>> Start Supplied records
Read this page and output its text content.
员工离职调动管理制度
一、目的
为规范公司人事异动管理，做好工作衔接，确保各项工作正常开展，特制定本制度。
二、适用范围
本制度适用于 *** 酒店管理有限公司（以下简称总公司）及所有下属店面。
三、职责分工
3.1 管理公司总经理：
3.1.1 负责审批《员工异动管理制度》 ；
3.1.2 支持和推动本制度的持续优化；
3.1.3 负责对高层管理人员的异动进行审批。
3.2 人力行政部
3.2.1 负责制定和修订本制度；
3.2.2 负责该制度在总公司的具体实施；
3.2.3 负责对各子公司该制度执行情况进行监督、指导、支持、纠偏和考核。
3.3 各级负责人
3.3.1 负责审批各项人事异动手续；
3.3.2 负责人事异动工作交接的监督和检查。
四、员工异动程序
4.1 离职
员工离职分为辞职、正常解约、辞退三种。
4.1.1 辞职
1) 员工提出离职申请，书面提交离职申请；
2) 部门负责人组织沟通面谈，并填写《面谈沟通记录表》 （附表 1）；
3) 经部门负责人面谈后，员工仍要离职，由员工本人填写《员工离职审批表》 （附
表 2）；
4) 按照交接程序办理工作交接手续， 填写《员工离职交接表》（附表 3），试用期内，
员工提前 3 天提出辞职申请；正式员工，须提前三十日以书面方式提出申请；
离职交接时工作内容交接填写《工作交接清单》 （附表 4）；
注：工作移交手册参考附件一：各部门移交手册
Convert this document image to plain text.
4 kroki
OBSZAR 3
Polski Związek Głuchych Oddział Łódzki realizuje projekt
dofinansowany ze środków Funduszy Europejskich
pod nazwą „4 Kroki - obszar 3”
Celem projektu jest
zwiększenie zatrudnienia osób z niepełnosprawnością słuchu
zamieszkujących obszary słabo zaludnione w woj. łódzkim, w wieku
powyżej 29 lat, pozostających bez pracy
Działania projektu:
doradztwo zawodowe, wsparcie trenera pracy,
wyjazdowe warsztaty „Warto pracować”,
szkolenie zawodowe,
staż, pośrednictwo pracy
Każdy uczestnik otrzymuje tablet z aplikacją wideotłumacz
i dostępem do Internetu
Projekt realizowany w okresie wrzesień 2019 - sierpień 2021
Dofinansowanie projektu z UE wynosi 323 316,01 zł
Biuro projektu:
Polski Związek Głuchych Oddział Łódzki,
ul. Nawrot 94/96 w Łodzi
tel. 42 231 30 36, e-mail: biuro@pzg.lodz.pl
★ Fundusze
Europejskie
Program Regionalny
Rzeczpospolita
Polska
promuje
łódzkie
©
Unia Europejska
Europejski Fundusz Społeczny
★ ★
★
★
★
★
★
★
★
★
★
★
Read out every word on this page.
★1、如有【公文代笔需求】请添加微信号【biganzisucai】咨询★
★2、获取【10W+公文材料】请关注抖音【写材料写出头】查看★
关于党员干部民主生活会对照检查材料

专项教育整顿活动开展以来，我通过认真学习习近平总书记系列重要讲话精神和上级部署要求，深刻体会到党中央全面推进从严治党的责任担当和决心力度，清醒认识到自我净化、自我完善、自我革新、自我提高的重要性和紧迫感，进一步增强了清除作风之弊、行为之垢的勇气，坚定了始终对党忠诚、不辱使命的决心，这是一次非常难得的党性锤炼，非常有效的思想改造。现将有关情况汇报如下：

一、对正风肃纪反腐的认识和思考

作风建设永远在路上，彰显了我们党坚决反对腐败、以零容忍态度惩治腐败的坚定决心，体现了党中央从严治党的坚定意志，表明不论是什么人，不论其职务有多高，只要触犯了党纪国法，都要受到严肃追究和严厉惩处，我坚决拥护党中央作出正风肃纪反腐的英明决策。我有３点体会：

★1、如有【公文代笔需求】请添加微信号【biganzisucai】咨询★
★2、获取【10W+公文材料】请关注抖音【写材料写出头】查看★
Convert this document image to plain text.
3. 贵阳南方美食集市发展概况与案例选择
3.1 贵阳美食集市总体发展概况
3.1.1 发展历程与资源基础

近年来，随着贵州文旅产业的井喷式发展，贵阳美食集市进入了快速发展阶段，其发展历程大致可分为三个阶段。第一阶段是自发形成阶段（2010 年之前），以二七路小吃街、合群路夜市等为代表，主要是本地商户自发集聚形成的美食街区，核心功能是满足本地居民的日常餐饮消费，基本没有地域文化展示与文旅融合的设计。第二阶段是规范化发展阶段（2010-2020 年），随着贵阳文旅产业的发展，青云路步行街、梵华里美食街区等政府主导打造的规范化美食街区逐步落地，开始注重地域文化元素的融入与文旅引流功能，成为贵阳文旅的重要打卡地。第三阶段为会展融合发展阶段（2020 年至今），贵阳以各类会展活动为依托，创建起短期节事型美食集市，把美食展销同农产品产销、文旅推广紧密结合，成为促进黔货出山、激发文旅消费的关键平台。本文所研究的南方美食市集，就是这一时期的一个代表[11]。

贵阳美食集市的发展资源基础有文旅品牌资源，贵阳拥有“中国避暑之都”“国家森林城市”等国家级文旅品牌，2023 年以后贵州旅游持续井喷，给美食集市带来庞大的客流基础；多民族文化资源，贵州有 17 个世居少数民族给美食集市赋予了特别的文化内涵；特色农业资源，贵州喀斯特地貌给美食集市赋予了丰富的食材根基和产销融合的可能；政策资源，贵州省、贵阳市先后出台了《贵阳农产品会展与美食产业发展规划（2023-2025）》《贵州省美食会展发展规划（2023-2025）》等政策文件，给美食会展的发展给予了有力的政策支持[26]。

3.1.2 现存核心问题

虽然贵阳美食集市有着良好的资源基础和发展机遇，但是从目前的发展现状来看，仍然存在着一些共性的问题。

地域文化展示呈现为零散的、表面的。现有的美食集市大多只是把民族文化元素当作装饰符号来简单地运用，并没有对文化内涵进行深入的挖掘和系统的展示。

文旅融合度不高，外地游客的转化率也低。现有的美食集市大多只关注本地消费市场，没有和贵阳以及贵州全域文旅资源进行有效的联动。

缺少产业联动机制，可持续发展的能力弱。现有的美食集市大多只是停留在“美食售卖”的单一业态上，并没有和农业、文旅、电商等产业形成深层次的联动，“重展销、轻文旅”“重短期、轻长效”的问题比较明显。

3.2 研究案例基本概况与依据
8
>> End Supplied records
- [Task to carry out]: Report the number of lines of the listing above that hold the string "Polski", with no other text.

- [Result below]: 2